• [Extrait]:
····················

Félicien Rops, L'Attrapade (ou L'Attrapage), 1877, huile sur carton sur esquisse aux crayons gras de couleurs. Musée Félicien Rops (Pro-vince de Namur) .

Rops tire donc des réalisations de Degas, un enseignement sur la manière de vendre, par les couleurs et la lumière, les physionomies de son temps. Dans sa recherche constante de modernité, l'artiste prône un usage peu conventionnel de la couleur, une coloration neuve afin de « caractériser l'époque » qu'il peint. Dans son Omniana artistique, Rops indiquait vouloir parvenir en dessin « à la simplicité, à la grandeur, au caractère sans rien perdre de la couleur & de l'intensité »[9]. Réalisées vers 187, des créations comme L'Attrapade, La Saisie ou encore Le Scandale y souscrivent.
Mais le souci d'innovation chez l'artiste est constant et au cours des années suivantes, il se plaît encore à imaginer de nouveaux procédés.
Cependant, en 1892, Rops en proie au temps qui passe remarque : « Il est temps, encore de faire « une œuvre » ! Assez de préoccupations « techniques » !! Battons-nous enfin ! L'action ! [...] L'action !!! »[10].

····················

• [Données fournies]:
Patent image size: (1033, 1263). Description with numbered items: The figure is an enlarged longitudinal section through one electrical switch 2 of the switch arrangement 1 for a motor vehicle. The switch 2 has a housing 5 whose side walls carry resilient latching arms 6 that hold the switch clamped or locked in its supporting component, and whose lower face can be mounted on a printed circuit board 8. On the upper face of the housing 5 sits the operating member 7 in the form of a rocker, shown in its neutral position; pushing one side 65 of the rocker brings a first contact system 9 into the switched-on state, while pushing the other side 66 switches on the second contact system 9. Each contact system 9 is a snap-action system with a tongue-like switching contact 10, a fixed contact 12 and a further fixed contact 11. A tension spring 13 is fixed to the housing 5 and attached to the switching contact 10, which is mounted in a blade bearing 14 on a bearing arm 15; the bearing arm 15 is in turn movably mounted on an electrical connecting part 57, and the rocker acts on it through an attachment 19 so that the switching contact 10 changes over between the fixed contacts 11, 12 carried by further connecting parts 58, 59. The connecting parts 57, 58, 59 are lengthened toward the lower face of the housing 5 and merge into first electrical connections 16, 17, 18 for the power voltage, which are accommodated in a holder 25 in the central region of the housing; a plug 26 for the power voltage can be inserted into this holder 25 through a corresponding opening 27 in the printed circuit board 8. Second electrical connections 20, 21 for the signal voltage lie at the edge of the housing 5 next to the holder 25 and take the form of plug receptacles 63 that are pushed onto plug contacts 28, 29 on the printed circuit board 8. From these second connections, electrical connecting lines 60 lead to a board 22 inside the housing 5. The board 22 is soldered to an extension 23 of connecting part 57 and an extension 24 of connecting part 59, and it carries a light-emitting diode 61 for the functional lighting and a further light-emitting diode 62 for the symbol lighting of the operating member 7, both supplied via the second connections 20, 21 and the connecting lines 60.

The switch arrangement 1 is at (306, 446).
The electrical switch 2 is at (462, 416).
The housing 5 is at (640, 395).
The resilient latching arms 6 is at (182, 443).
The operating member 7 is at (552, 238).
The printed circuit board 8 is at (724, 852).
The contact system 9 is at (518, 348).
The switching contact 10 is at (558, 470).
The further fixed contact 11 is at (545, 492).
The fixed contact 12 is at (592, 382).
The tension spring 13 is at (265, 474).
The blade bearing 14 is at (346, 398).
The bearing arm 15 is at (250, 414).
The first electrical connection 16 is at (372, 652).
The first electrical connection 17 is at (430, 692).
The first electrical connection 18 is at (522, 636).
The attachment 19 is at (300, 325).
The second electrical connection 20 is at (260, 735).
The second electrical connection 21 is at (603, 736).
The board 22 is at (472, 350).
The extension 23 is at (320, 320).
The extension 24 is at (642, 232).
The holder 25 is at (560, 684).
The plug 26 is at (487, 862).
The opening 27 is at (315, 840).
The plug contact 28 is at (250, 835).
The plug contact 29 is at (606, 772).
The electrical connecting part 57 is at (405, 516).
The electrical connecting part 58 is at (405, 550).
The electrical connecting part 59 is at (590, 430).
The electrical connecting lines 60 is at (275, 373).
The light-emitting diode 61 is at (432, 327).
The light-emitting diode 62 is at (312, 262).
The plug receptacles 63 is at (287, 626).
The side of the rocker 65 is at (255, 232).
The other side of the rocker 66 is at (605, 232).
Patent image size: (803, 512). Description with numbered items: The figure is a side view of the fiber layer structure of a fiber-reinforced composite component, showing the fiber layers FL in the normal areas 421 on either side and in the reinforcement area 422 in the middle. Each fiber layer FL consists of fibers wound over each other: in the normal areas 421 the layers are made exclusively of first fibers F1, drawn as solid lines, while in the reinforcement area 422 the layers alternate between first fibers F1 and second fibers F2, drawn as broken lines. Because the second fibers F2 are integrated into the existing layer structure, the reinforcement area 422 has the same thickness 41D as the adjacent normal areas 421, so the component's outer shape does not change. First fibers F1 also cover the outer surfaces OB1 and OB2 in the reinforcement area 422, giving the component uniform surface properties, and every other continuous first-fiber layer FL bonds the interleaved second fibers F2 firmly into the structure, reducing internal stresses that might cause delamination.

····················

• [Travail à faire]:
- a) Recopiez l'extrait sur Rops à partir de « Rops tire donc » jusqu'à « de nouveaux procédés. » inclus.
- b) Répondez à ces questions d'après l'extrait sur Rops :
(i) Sur quel support L'Attrapade est-elle peinte à l'huile ?
(ii) De quel artiste Rops tire-t-il un enseignement sur la manière de vendre les physionomies de son temps ?
(iii) En quelle année Rops fait-il sa remarque sur le temps qui passe ?
Les lignes fournies ne servent pas pour cet exercice.

• [Réponses dans l'ordre]:
- a)
Rops tire donc des réalisations de Degas, un enseignement sur la manière de vendre, par les couleurs et la lumière, les physionomies de son temps. Dans sa recherche constante de modernité, l'artiste prône un usage peu conventionnel de la couleur, une coloration neuve afin de « caractériser l'époque » qu'il peint. Dans son Omniana artistique, Rops indiquait vouloir parvenir en dessin « à la simplicité, à la grandeur, au caractère sans rien perdre de la couleur & de l'intensité »[9]. Réalisées vers 187, des créations comme L'Attrapade, La Saisie ou encore Le Scandale y souscrivent.
Mais le souci d'innovation chez l'artiste est constant et au cours des années suivantes, il se plaît encore à imaginer de nouveaux procédés.

- b)
(i) Sur carton.
(ii) Degas.
(iii) En 1892.